Work to complete.
Print every entry word for word, but omit the pictures.

(Data entries)

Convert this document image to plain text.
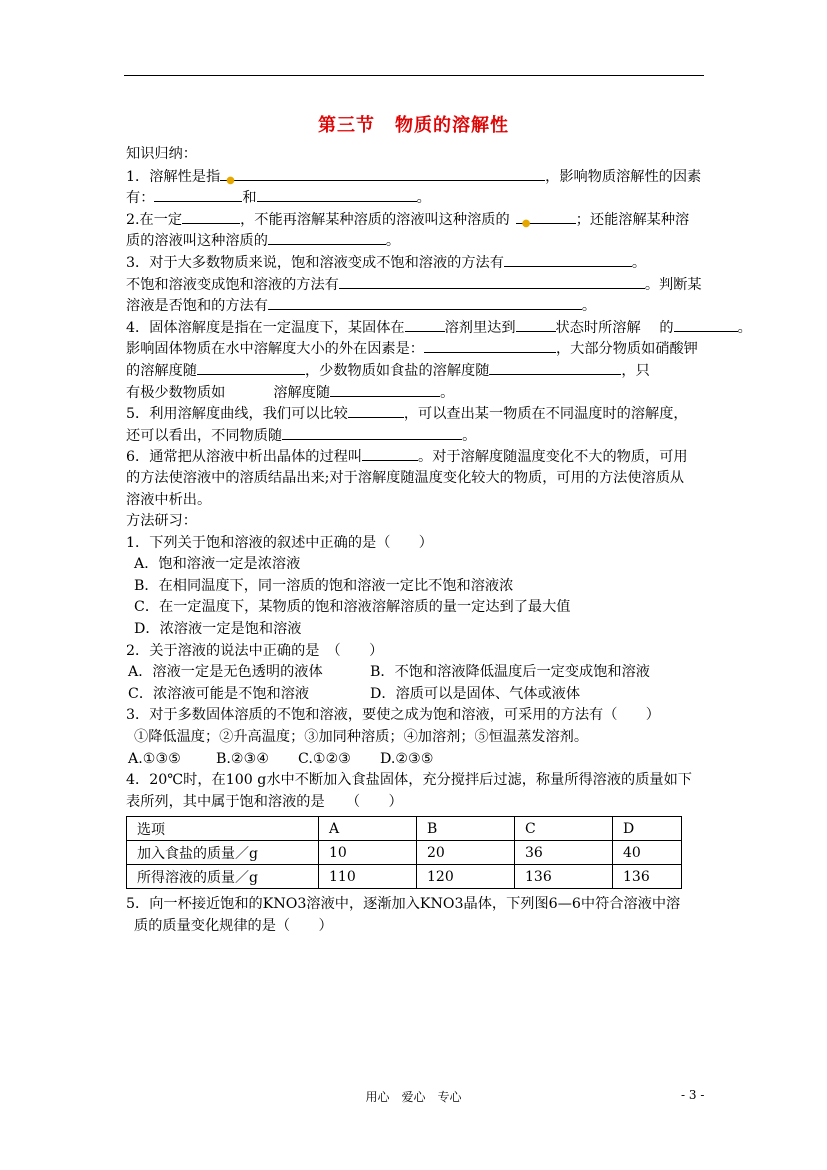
第三节 物质的溶解性
知识归纳：
1．溶解性是指 ●	，影响物质溶解性的因素
有：	和	。
2.在一定	，不能再溶解某种溶质的溶液叫这种溶质的 ●	；还能溶解某种溶
质的溶液叫这种溶质的	。
3．对于大多数物质来说，饱和溶液变成不饱和溶液的方法有	。
不饱和溶液变成饱和溶液的方法有	。判断某
溶液是否饱和的方法有	。
4．固体溶解度是指在一定温度下，某固体在	溶剂里达到	状态时所溶解　 的	。
影响固体物质在水中溶解度大小的外在因素是：	，大部分物质如硝酸钾
的溶解度随	，少数物质如食盐的溶解度随	，只
有极少数物质如	溶解度随	。
5．利用溶解度曲线，我们可以比较	，可以查出某一物质在不同温度时的溶解度，
还可以看出，不同物质随	。
6．通常把从溶液中析出晶体的过程叫	。对于溶解度随温度变化不大的物质，可用
的方法使溶液中的溶质结晶出来;对于溶解度随温度变化较大的物质，可用的方法使溶质从
溶液中析出。
方法研习：
1．下列关于饱和溶液的叙述中正确的是（　　）
A．饱和溶液一定是浓溶液
B．在相同温度下，同一溶质的饱和溶液一定比不饱和溶液浓
C．在一定温度下，某物质的饱和溶液溶解溶质的量一定达到了最大值
D．浓溶液一定是饱和溶液
2．关于溶液的说法中正确的是　（　　）
A．溶液一定是无色透明的液体	B．不饱和溶液降低温度后一定变成饱和溶液
C．浓溶液可能是不饱和溶液	D．溶质可以是固体、气体或液体
3．对于多数固体溶质的不饱和溶液，要使之成为饱和溶液，可采用的方法有（　　）
①降低温度；②升高温度；③加同种溶质；④加溶剂；⑤恒温蒸发溶剂。
A.①③⑤ B.②③④ C.①②③ D.②③⑤
4．20℃时，在100 g水中不断加入食盐固体，充分搅拌后过滤，称量所得溶液的质量如下
表所列，其中属于饱和溶液的是　　（　　）
选项	A	B	C	D
加入食盐的质量／g	10	20	36	40
所得溶液的质量／g	110	120	136	136
5．向一杯接近饱和的KNO3溶液中，逐渐加入KNO3晶体，下列图6—6中符合溶液中溶
质的质量变化规律的是（　　）
用心　爱心　专心	- 3 -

Problem solution.
Convert this document image to plain text.
第三节 物质的溶解性
知识归纳：
1．溶解性是指 ●	，影响物质溶解性的因素
有：	和	。
2.在一定	，不能再溶解某种溶质的溶液叫这种溶质的 ●	；还能溶解某种溶
质的溶液叫这种溶质的	。
3．对于大多数物质来说，饱和溶液变成不饱和溶液的方法有	。
不饱和溶液变成饱和溶液的方法有	。判断某
溶液是否饱和的方法有	。
4．固体溶解度是指在一定温度下，某固体在	溶剂里达到	状态时所溶解　 的	。
影响固体物质在水中溶解度大小的外在因素是：	，大部分物质如硝酸钾
的溶解度随	，少数物质如食盐的溶解度随	，只
有极少数物质如	溶解度随	。
5．利用溶解度曲线，我们可以比较	，可以查出某一物质在不同温度时的溶解度，
还可以看出，不同物质随	。
6．通常把从溶液中析出晶体的过程叫	。对于溶解度随温度变化不大的物质，可用
的方法使溶液中的溶质结晶出来;对于溶解度随温度变化较大的物质，可用的方法使溶质从
溶液中析出。
方法研习：
1．下列关于饱和溶液的叙述中正确的是（　　）
A．饱和溶液一定是浓溶液
B．在相同温度下，同一溶质的饱和溶液一定比不饱和溶液浓
C．在一定温度下，某物质的饱和溶液溶解溶质的量一定达到了最大值
D．浓溶液一定是饱和溶液
2．关于溶液的说法中正确的是　（　　）
A．溶液一定是无色透明的液体	B．不饱和溶液降低温度后一定变成饱和溶液
C．浓溶液可能是不饱和溶液	D．溶质可以是固体、气体或液体
3．对于多数固体溶质的不饱和溶液，要使之成为饱和溶液，可采用的方法有（　　）
①降低温度；②升高温度；③加同种溶质；④加溶剂；⑤恒温蒸发溶剂。
A.①③⑤ B.②③④ C.①②③ D.②③⑤
4．20℃时，在100 g水中不断加入食盐固体，充分搅拌后过滤，称量所得溶液的质量如下
表所列，其中属于饱和溶液的是　　（　　）
选项	A	B	C	D
加入食盐的质量／g	10	20	36	40
所得溶液的质量／g	110	120	136	136
5．向一杯接近饱和的KNO3溶液中，逐渐加入KNO3晶体，下列图6—6中符合溶液中溶
质的质量变化规律的是（　　）
用心　爱心　专心	- 3 -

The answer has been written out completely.